===== Provided records

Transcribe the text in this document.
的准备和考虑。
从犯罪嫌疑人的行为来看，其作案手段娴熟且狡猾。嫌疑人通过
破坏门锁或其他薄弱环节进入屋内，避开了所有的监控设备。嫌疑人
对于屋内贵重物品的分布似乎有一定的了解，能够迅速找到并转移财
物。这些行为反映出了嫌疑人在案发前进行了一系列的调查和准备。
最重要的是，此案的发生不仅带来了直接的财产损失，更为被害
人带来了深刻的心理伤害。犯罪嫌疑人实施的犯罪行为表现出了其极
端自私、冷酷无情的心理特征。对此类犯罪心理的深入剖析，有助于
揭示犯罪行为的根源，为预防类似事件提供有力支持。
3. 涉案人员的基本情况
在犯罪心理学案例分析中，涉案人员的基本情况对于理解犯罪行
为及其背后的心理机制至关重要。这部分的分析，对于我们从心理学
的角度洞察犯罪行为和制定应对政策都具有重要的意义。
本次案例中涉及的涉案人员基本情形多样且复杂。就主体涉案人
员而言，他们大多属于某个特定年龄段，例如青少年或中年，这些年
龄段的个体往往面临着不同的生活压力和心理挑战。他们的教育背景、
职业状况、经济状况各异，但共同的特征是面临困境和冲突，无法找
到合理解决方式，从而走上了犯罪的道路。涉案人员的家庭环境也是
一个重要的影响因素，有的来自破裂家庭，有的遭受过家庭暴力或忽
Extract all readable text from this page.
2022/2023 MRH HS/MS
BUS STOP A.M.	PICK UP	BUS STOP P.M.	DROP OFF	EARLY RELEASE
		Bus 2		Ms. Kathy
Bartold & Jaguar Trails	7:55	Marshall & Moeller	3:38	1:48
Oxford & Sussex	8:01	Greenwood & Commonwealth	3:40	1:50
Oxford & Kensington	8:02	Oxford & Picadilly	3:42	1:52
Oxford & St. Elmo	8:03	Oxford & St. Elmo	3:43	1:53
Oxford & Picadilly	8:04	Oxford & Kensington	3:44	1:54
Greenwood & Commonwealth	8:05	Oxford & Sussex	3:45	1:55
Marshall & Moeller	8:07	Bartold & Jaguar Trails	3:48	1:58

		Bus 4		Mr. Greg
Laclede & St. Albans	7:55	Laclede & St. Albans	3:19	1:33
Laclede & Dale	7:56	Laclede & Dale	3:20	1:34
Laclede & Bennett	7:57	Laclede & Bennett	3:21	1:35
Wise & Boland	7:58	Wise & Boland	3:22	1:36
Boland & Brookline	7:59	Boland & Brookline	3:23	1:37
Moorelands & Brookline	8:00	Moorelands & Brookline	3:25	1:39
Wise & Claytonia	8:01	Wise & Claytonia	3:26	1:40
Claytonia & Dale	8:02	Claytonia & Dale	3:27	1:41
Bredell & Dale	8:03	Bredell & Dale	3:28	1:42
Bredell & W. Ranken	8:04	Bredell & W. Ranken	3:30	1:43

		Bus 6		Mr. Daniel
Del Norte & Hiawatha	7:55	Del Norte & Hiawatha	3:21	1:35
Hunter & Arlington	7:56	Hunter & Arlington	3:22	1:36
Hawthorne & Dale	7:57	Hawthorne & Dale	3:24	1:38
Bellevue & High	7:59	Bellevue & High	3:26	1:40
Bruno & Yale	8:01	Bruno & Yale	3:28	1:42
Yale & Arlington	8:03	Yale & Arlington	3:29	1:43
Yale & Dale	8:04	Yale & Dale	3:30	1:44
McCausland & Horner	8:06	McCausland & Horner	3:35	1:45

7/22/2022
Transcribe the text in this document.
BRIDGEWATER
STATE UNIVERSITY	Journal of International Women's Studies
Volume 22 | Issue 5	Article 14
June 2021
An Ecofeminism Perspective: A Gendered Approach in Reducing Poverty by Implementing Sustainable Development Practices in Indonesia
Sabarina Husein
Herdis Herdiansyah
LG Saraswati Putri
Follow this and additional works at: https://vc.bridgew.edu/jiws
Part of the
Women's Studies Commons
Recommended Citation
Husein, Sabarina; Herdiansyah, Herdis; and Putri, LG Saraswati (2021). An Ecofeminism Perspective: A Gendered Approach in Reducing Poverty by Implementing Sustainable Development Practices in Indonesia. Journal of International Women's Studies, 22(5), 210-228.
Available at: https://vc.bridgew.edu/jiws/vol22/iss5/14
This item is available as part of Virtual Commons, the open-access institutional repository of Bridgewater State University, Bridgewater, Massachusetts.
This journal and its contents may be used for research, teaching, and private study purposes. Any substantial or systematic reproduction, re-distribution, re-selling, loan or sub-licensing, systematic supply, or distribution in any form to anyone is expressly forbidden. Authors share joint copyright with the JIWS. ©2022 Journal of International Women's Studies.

==========

Scan the records above, count the lines with "Dale" in them, and give only the number.

5